## Given request
Take the line that contains "Decode this image" and all lines after it, up to and including the last line of the data, and write them out exactly; nothing else belongs in the answer.
** BEGIN Given records **
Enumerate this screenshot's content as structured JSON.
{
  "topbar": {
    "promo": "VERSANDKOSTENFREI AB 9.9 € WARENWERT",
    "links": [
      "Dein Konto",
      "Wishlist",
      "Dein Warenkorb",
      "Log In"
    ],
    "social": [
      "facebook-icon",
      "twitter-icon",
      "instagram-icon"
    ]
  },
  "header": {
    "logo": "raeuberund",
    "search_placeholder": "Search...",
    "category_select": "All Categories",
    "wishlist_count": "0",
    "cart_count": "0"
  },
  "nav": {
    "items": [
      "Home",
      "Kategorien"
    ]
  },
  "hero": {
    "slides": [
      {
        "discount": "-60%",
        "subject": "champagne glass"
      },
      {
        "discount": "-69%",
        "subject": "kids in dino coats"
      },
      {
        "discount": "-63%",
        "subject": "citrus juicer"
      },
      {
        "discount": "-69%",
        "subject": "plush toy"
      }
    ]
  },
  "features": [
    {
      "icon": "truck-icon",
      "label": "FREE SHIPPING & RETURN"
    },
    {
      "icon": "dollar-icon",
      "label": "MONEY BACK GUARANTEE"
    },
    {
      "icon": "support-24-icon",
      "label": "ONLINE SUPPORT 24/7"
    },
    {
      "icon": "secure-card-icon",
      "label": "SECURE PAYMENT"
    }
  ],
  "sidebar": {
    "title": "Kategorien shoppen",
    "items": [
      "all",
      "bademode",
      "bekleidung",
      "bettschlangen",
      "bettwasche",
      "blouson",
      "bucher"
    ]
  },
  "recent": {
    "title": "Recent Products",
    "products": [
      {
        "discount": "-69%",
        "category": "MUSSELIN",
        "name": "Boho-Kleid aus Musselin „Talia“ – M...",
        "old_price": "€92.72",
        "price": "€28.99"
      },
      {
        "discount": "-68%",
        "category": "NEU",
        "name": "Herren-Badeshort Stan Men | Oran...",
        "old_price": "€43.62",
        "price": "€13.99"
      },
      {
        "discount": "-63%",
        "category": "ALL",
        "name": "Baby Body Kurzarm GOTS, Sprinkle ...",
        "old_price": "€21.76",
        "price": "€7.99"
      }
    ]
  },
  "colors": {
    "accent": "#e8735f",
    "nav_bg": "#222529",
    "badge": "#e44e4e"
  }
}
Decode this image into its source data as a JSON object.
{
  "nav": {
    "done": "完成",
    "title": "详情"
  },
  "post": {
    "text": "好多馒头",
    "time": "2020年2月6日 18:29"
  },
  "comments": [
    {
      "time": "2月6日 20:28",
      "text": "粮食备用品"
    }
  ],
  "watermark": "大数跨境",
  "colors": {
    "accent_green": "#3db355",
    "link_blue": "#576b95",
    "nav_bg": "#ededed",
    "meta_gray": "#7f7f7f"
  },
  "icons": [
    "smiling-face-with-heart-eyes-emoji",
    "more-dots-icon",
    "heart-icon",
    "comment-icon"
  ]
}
** END Given records **
## Response to the exercise
Decode this image into its source data as a JSON object.
{
  "nav": {
    "done": "完成",
    "title": "详情"
  },
  "post": {
    "text": "好多馒头",
    "time": "2020年2月6日 18:29"
  },
  "comments": [
    {
      "time": "2月6日 20:28",
      "text": "粮食备用品"
    }
  ],
  "watermark": "大数跨境",
  "colors": {
    "accent_green": "#3db355",
    "link_blue": "#576b95",
    "nav_bg": "#ededed",
    "meta_gray": "#7f7f7f"
  },
  "icons": [
    "smiling-face-with-heart-eyes-emoji",
    "more-dots-icon",
    "heart-icon",
    "comment-icon"
  ]
}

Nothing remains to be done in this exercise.